Below are records. Transcribe exactly the lines from the one that contains "What's the underlying" through the last line, leaving any pictures out.

═══ PROVIDED INFORMATION

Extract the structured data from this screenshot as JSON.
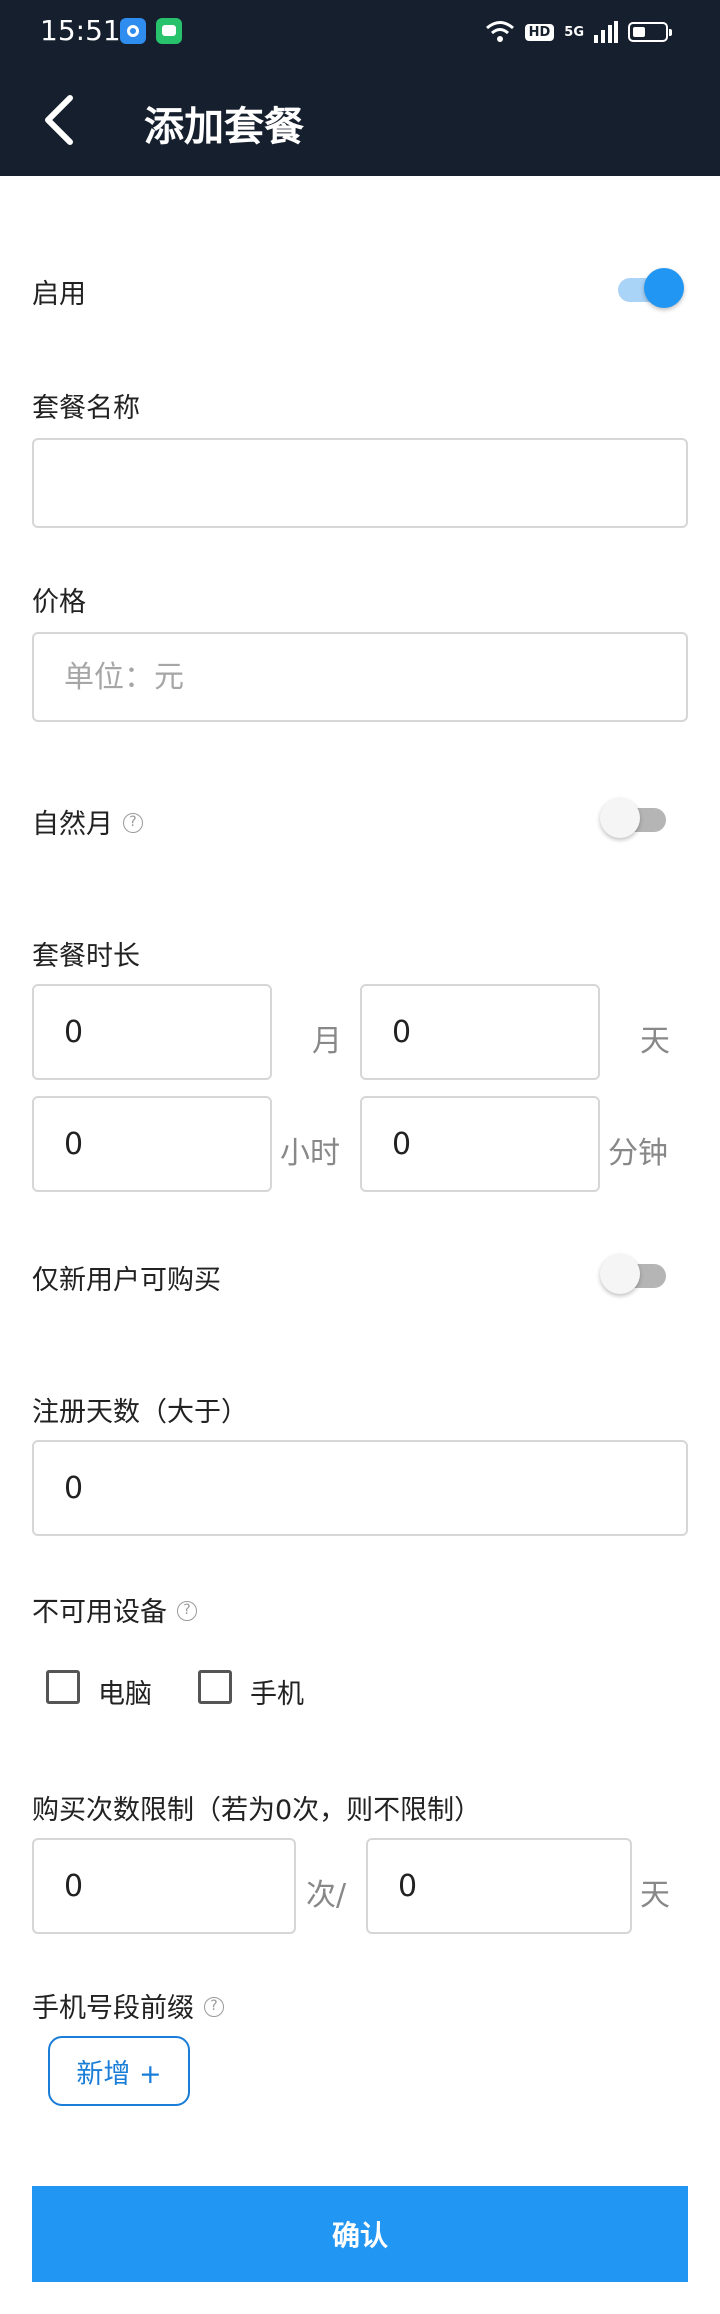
{
  "status_bar": {
    "time": "15:51",
    "hd": "HD",
    "network": "5G"
  },
  "header": {
    "title": "添加套餐"
  },
  "form": {
    "enable": {
      "label": "启用",
      "on": true
    },
    "package_name": {
      "label": "套餐名称",
      "value": "",
      "placeholder": ""
    },
    "price": {
      "label": "价格",
      "value": "",
      "placeholder": "单位：元"
    },
    "natural_month": {
      "label": "自然月",
      "on": false,
      "help": "?"
    },
    "duration": {
      "label": "套餐时长",
      "month": {
        "value": "0",
        "unit": "月"
      },
      "day": {
        "value": "0",
        "unit": "天"
      },
      "hour": {
        "value": "0",
        "unit": "小时"
      },
      "minute": {
        "value": "0",
        "unit": "分钟"
      }
    },
    "new_users_only": {
      "label": "仅新用户可购买",
      "on": false
    },
    "register_days": {
      "label": "注册天数（大于）",
      "value": "0"
    },
    "unavailable_devices": {
      "label": "不可用设备",
      "help": "?",
      "options": [
        {
          "label": "电脑",
          "checked": false
        },
        {
          "label": "手机",
          "checked": false
        }
      ]
    },
    "purchase_limit": {
      "label": "购买次数限制（若为0次，则不限制）",
      "count": {
        "value": "0",
        "unit": "次/"
      },
      "days": {
        "value": "0",
        "unit": "天"
      }
    },
    "phone_prefix": {
      "label": "手机号段前缀",
      "help": "?",
      "add_label": "新增 +"
    }
  },
  "actions": {
    "confirm_label": "确认"
  },
  "colors": {
    "header_bg": "#161f2d",
    "accent": "#2196f3",
    "add_button": "#1a7ed8"
  }
}
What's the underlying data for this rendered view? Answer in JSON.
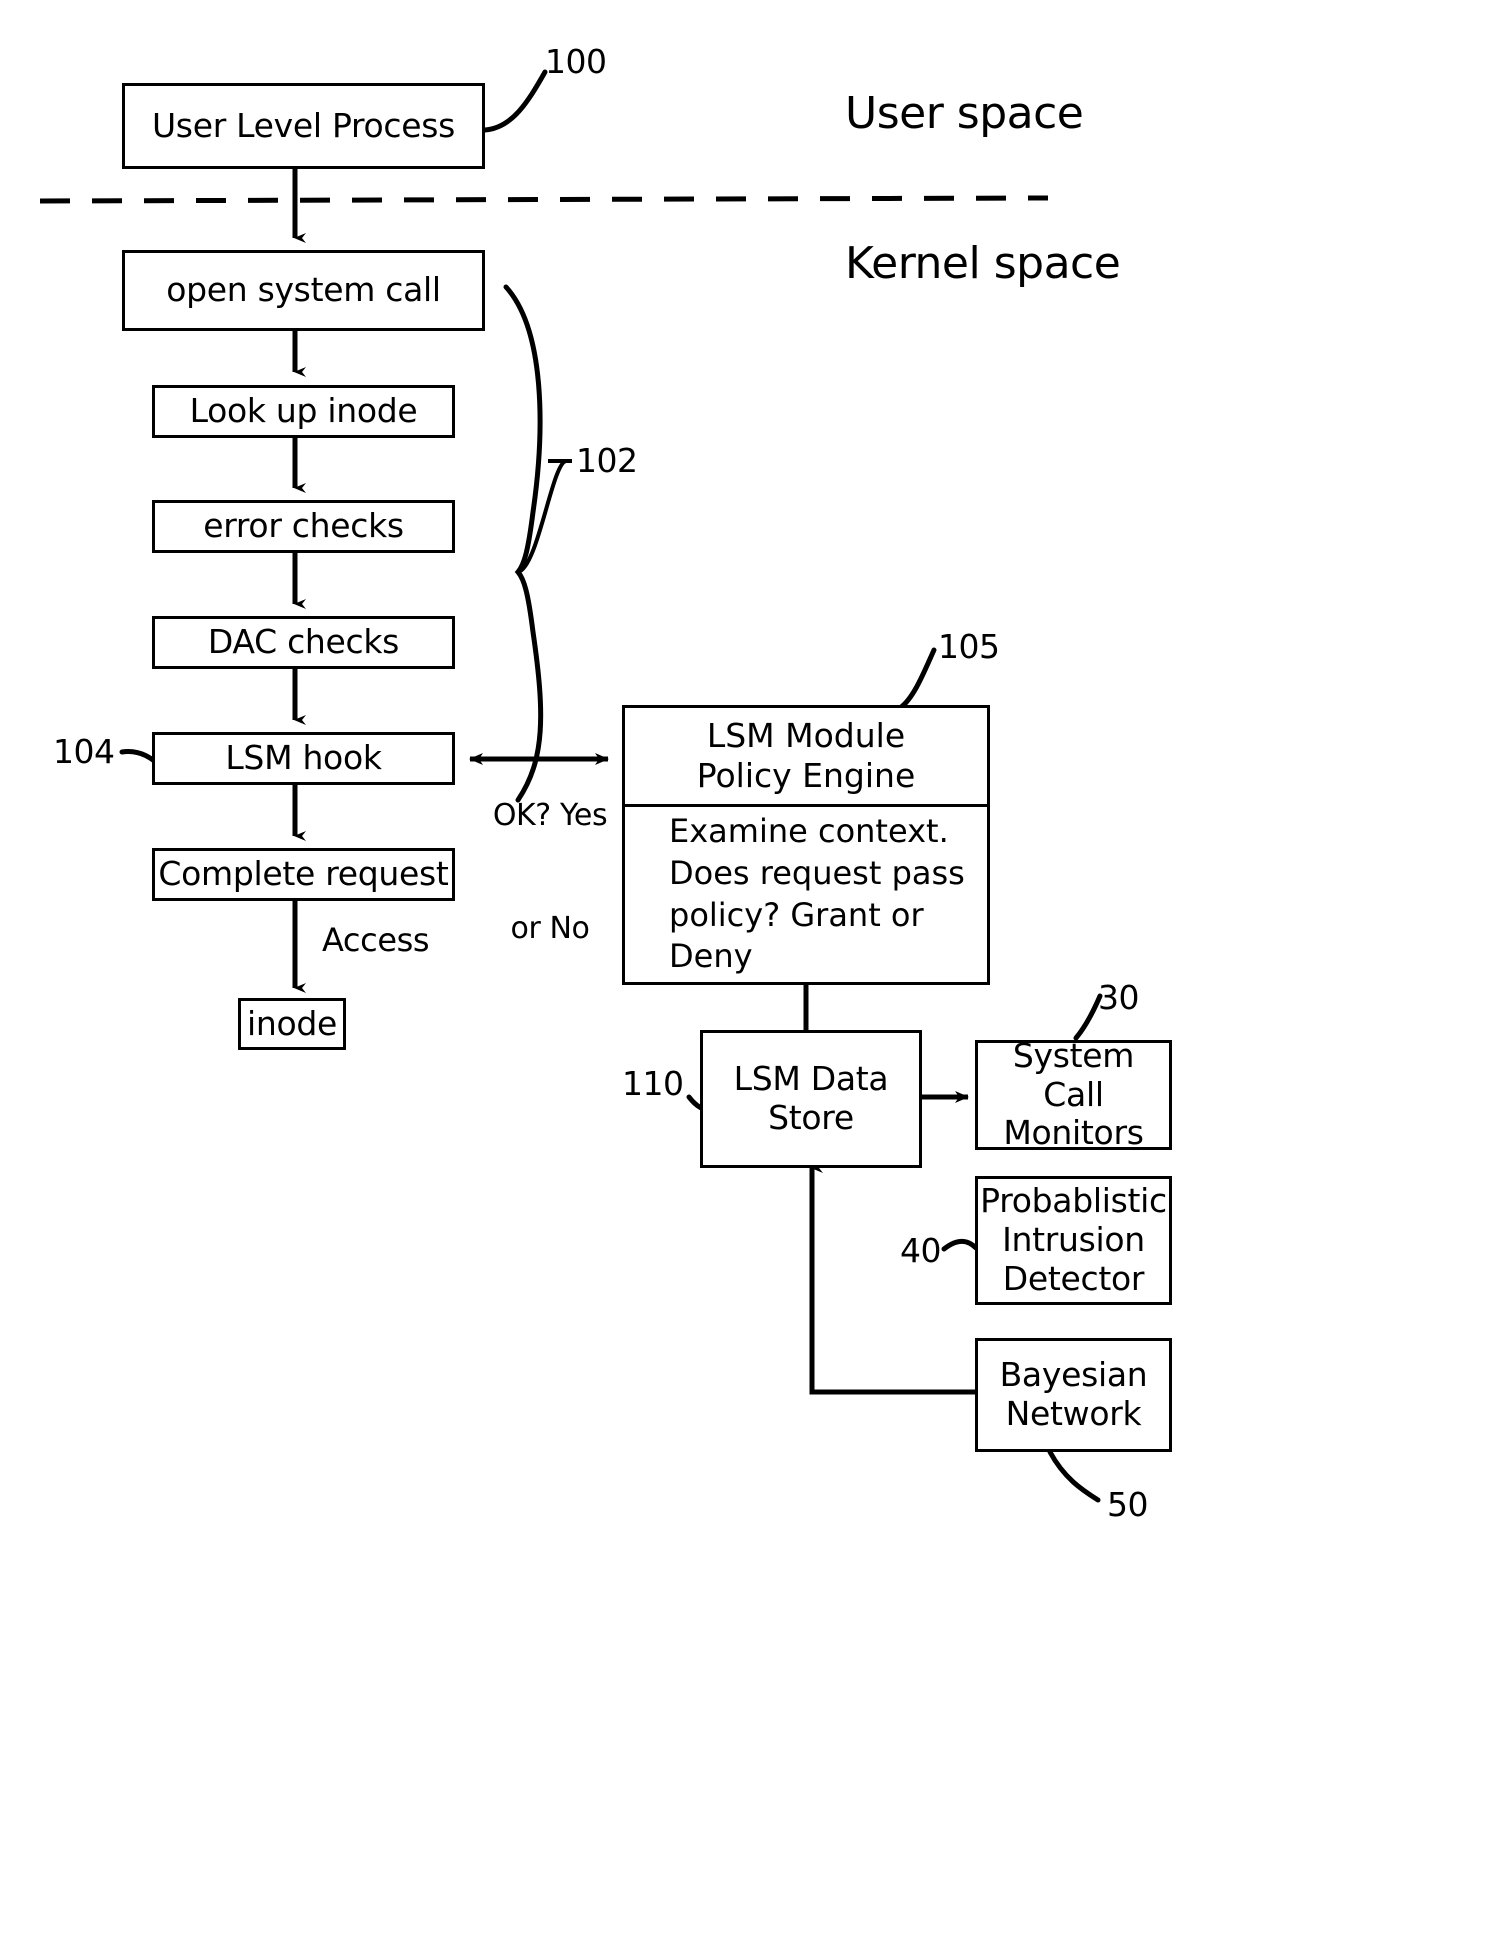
{
  "diagram": {
    "title_region": "LSM hook security flow diagram",
    "space_labels": {
      "user_space": "User space",
      "kernel_space": "Kernel space"
    },
    "reference_numerals": {
      "n100": "100",
      "n102": "102",
      "n104": "104",
      "n105": "105",
      "n110": "110",
      "n30": "30",
      "n40": "40",
      "n50": "50"
    },
    "nodes": {
      "user_level_process": "User Level Process",
      "open_system_call": "open system call",
      "look_up_inode": "Look up inode",
      "error_checks": "error checks",
      "dac_checks": "DAC checks",
      "lsm_hook": "LSM hook",
      "complete_request": "Complete request",
      "inode": "inode",
      "lsm_module_line1": "LSM Module",
      "lsm_module_line2": "Policy Engine",
      "lsm_module_body_line1": "Examine context.",
      "lsm_module_body_line2": "Does request pass",
      "lsm_module_body_line3": "policy? Grant or Deny",
      "lsm_data_store_line1": "LSM Data",
      "lsm_data_store_line2": "Store",
      "system_call_monitors_line1": "System Call",
      "system_call_monitors_line2": "Monitors",
      "probabilistic_detector_line1": "Probablistic",
      "probabilistic_detector_line2": "Intrusion",
      "probabilistic_detector_line3": "Detector",
      "bayesian_network_line1": "Bayesian",
      "bayesian_network_line2": "Network"
    },
    "edge_labels": {
      "ok_yes_line1": "OK? Yes",
      "ok_no_line2": "or No",
      "access": "Access"
    },
    "colors": {
      "stroke": "#000000",
      "background": "#ffffff"
    }
  }
}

══════

WRITTEN SOLUTION
What's the underlying data for this rendered view? Answer in JSON.
{
  "diagram": {
    "title_region": "LSM hook security flow diagram",
    "space_labels": {
      "user_space": "User space",
      "kernel_space": "Kernel space"
    },
    "reference_numerals": {
      "n100": "100",
      "n102": "102",
      "n104": "104",
      "n105": "105",
      "n110": "110",
      "n30": "30",
      "n40": "40",
      "n50": "50"
    },
    "nodes": {
      "user_level_process": "User Level Process",
      "open_system_call": "open system call",
      "look_up_inode": "Look up inode",
      "error_checks": "error checks",
      "dac_checks": "DAC checks",
      "lsm_hook": "LSM hook",
      "complete_request": "Complete request",
      "inode": "inode",
      "lsm_module_line1": "LSM Module",
      "lsm_module_line2": "Policy Engine",
      "lsm_module_body_line1": "Examine context.",
      "lsm_module_body_line2": "Does request pass",
      "lsm_module_body_line3": "policy? Grant or Deny",
      "lsm_data_store_line1": "LSM Data",
      "lsm_data_store_line2": "Store",
      "system_call_monitors_line1": "System Call",
      "system_call_monitors_line2": "Monitors",
      "probabilistic_detector_line1": "Probablistic",
      "probabilistic_detector_line2": "Intrusion",
      "probabilistic_detector_line3": "Detector",
      "bayesian_network_line1": "Bayesian",
      "bayesian_network_line2": "Network"
    },
    "edge_labels": {
      "ok_yes_line1": "OK? Yes",
      "ok_no_line2": "or No",
      "access": "Access"
    },
    "colors": {
      "stroke": "#000000",
      "background": "#ffffff"
    }
  }
}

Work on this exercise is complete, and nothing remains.